▸ Job
Identify the lines bearing the string "реакций" and gather them.

▸ Data entries
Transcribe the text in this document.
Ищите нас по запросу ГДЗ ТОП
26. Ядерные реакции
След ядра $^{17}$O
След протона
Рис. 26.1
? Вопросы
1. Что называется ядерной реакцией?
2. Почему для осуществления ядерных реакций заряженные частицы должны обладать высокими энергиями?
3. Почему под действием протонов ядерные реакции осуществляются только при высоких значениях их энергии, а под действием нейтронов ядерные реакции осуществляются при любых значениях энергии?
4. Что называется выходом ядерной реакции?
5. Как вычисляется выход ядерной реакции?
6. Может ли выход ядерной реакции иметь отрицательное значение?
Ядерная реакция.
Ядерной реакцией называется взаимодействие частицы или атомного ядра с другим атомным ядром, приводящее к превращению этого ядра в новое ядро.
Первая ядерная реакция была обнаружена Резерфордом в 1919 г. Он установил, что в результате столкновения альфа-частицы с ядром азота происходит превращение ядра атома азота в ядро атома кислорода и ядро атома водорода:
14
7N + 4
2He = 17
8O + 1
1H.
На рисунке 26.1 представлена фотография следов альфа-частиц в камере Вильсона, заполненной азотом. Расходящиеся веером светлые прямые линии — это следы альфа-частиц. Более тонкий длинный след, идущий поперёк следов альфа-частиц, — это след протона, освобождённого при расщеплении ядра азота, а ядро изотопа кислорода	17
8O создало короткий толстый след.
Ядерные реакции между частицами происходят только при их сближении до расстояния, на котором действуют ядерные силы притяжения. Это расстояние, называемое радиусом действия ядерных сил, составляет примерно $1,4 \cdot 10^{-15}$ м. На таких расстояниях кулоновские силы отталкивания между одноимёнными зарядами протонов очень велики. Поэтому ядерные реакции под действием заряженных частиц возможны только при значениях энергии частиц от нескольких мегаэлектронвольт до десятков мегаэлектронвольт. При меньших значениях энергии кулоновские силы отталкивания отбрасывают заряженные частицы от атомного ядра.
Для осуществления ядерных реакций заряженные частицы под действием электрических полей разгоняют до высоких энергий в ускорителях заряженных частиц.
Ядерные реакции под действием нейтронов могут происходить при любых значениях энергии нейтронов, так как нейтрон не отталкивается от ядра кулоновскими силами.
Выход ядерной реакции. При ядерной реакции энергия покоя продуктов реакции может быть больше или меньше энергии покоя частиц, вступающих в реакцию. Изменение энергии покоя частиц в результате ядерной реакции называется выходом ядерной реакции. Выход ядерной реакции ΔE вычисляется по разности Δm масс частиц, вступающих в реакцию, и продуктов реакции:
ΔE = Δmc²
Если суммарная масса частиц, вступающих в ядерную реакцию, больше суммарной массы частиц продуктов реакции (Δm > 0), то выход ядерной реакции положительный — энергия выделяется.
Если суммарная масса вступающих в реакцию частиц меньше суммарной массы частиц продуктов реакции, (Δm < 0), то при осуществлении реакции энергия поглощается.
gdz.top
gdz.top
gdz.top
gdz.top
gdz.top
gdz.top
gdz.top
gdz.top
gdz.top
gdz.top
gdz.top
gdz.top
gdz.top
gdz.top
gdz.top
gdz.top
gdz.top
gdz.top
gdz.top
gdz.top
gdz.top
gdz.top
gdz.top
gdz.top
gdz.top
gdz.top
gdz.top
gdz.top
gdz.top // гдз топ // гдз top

▸ Solution for this exercise
2. Почему для осуществления ядерных реакций заряженные частицы должны обладать высокими энергиями?
Для осуществления ядерных реакций заряженные частицы под действием электрических полей разгоняют до высоких энергий в ускорителях заряженных частиц.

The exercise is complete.